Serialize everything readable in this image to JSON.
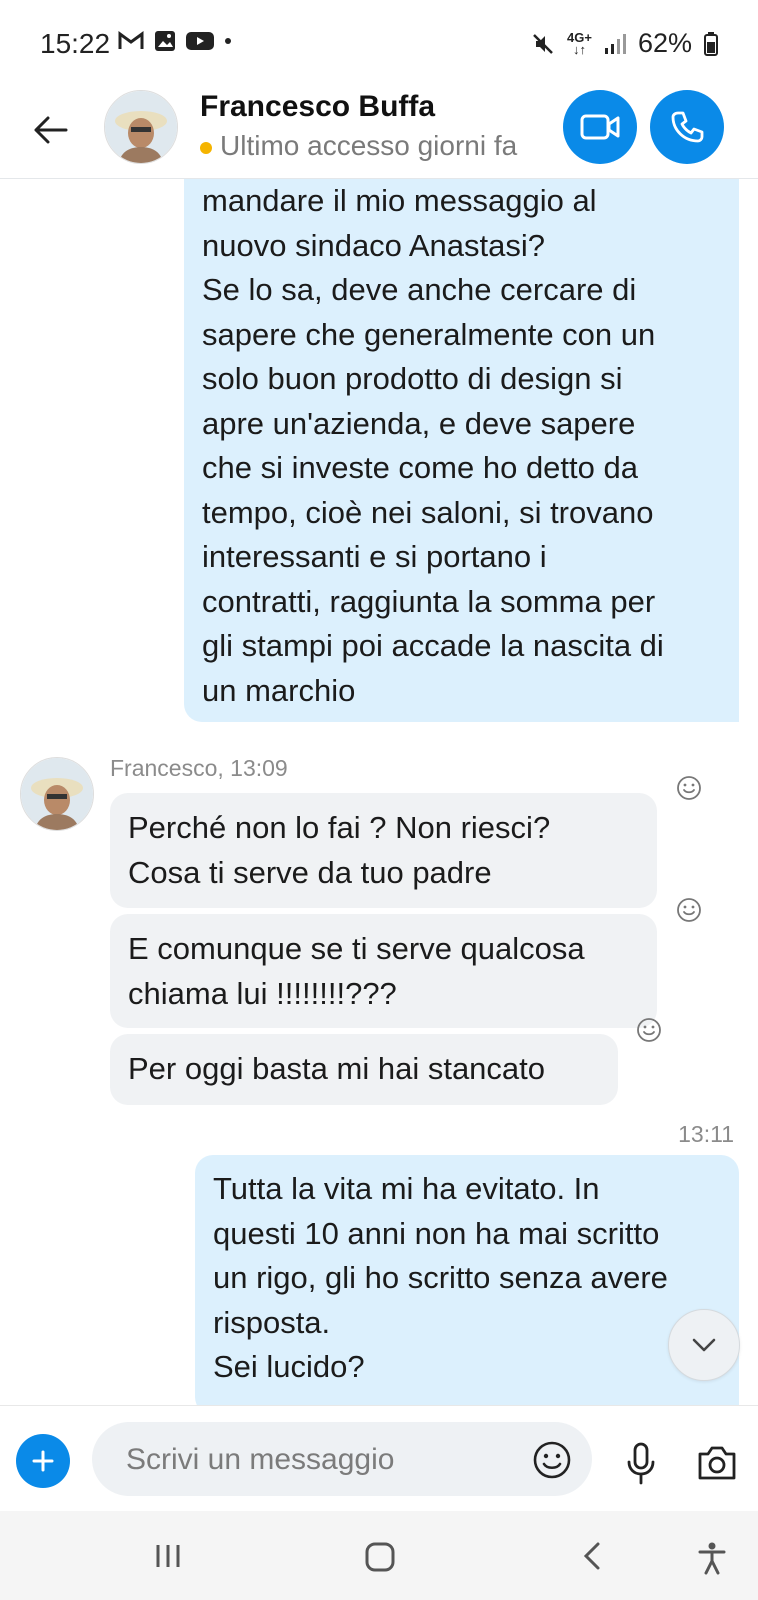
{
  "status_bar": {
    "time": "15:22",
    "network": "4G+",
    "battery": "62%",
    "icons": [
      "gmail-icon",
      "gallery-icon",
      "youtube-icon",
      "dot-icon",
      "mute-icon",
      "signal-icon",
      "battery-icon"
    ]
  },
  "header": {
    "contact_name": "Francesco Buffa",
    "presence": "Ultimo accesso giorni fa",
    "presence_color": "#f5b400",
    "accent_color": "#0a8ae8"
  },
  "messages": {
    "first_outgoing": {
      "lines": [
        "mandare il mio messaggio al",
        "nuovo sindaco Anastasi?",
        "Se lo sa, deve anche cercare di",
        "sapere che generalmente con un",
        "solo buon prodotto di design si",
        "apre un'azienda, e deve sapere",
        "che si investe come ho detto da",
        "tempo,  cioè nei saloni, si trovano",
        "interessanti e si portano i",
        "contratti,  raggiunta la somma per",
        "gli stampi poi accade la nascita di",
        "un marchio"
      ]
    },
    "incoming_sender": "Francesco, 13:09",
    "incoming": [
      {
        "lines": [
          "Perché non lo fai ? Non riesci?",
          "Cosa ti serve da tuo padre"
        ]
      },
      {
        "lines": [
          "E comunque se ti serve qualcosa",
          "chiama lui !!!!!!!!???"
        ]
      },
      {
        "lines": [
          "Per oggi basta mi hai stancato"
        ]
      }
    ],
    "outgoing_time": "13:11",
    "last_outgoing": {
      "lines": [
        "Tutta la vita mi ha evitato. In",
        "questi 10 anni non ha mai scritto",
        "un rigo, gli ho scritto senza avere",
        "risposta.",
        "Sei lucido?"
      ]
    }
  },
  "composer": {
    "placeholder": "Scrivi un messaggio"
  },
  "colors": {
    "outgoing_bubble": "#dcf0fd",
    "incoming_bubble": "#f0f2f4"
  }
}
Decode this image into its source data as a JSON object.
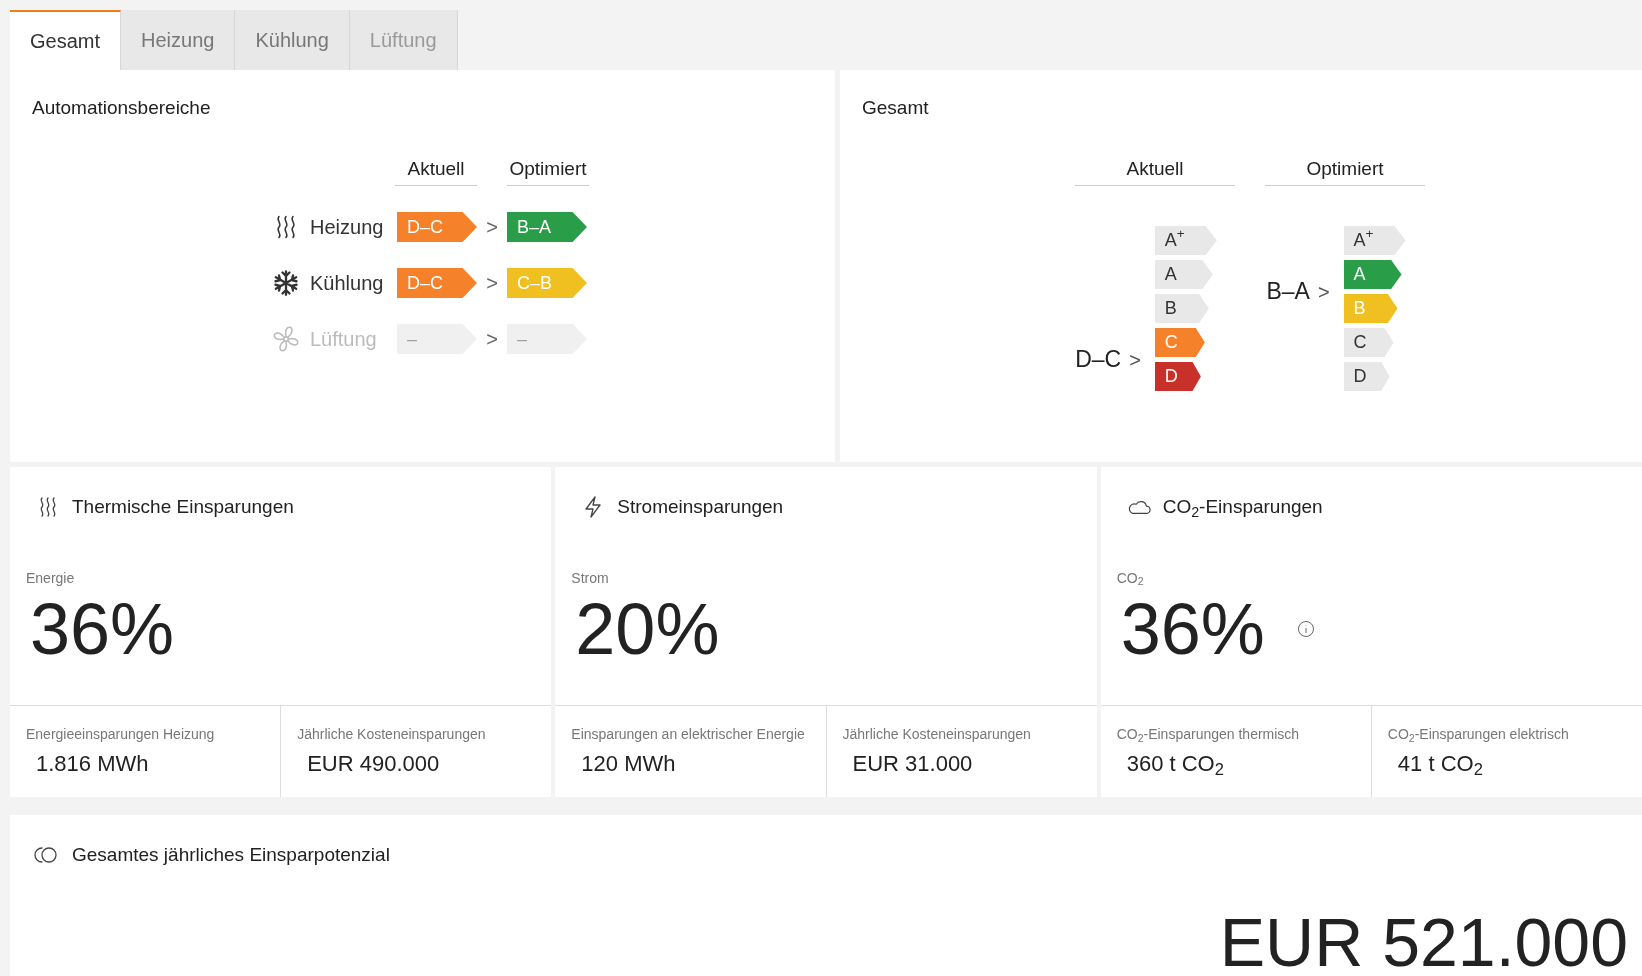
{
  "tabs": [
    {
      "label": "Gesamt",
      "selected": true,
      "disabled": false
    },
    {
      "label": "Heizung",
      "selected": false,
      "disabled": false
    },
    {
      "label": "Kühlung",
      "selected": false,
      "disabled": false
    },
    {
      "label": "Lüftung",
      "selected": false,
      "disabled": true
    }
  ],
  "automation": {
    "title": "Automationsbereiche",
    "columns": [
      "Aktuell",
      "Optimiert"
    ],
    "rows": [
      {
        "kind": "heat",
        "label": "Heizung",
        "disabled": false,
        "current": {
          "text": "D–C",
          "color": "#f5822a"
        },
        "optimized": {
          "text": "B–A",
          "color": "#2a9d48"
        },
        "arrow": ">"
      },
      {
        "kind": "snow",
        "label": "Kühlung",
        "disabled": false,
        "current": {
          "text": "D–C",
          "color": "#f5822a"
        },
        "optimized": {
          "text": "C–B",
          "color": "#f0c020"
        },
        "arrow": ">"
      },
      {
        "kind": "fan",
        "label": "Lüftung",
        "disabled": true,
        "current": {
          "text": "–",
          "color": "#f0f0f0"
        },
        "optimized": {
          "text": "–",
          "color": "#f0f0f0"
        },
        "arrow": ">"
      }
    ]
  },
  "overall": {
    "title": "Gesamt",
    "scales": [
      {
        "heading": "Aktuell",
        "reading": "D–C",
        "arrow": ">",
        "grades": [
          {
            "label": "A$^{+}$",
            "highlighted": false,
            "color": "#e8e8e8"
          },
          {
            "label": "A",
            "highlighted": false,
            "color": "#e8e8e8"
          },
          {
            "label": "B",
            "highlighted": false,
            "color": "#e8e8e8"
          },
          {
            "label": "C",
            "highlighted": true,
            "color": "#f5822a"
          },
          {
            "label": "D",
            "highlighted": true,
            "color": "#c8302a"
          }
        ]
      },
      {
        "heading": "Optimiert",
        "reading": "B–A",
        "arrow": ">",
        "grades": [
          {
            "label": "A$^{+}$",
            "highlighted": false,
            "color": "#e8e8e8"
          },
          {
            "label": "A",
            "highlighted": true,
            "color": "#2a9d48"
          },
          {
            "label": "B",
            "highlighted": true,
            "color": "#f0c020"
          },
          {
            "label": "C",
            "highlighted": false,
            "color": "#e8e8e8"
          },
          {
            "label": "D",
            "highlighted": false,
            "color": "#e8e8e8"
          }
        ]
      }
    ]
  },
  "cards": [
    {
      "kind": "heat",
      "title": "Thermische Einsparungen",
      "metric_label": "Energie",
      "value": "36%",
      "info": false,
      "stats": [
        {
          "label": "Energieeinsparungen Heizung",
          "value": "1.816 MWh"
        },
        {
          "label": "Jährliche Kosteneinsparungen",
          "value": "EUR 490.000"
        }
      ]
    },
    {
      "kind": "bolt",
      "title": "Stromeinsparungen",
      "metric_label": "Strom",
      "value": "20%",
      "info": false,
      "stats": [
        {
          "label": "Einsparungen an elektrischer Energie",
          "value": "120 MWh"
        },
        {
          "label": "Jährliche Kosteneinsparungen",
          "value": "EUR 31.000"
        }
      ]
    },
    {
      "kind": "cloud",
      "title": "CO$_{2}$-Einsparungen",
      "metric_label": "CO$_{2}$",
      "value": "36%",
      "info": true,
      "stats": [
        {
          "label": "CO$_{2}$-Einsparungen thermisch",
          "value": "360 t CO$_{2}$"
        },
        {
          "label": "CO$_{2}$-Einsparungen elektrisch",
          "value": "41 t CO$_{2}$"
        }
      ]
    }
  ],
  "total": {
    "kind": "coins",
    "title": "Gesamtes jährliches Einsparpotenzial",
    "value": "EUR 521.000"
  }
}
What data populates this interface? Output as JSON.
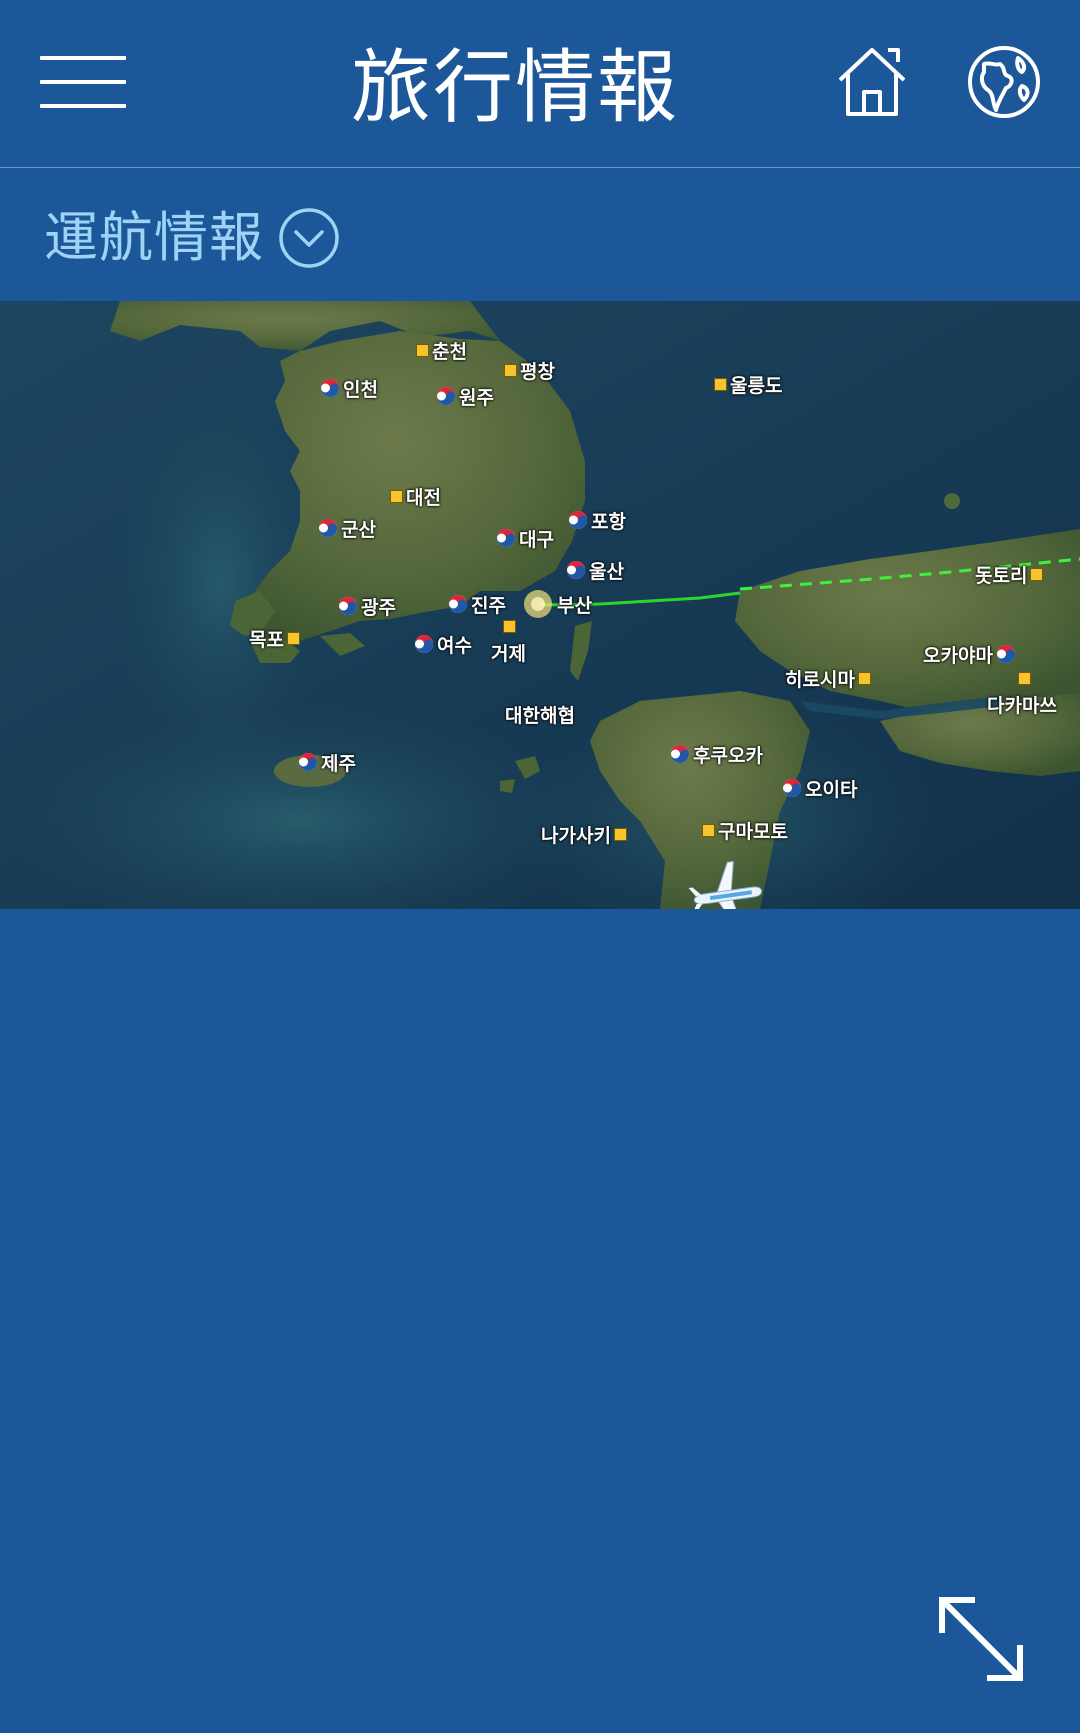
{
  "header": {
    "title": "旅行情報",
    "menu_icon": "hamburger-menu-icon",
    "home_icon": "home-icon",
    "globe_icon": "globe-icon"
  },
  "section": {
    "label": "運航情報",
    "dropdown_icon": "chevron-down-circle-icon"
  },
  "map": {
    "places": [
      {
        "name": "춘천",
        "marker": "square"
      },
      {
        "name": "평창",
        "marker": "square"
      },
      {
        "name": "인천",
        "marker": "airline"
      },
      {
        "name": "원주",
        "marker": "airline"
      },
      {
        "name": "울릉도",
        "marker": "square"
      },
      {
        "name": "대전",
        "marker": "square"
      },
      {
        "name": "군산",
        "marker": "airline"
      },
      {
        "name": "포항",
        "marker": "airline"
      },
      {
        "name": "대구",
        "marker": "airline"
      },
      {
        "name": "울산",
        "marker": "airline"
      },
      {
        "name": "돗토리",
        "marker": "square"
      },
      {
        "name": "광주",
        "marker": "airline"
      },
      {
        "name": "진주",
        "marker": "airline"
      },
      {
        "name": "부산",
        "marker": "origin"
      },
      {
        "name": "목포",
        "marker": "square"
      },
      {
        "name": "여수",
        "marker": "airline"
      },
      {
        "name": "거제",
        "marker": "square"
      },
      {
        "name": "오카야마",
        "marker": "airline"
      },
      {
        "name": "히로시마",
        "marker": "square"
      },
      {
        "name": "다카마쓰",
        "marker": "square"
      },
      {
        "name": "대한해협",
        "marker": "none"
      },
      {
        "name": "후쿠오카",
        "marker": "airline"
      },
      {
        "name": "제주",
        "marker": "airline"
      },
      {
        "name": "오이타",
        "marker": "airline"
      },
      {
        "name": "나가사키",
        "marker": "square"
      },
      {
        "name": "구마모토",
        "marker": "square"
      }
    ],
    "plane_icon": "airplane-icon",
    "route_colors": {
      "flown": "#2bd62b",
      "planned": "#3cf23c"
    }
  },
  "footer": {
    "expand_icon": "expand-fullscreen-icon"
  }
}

--------

> **GIVEN EXERCISE**: In the listing, find each line with the string "value" and copy it.

> **PROBLEM SOLUTION**:
      "value": "36%",
          "value": "1.816 MWh"
          "value": "EUR 490.000"
      "value": "20%",
          "value": "120 MWh"
          "value": "EUR 31.000"
      "value": "36%",
          "value": "360 t CO$_{2}$"
          "value": "41 t CO$_{2}$"
    "value": "EUR 521.000"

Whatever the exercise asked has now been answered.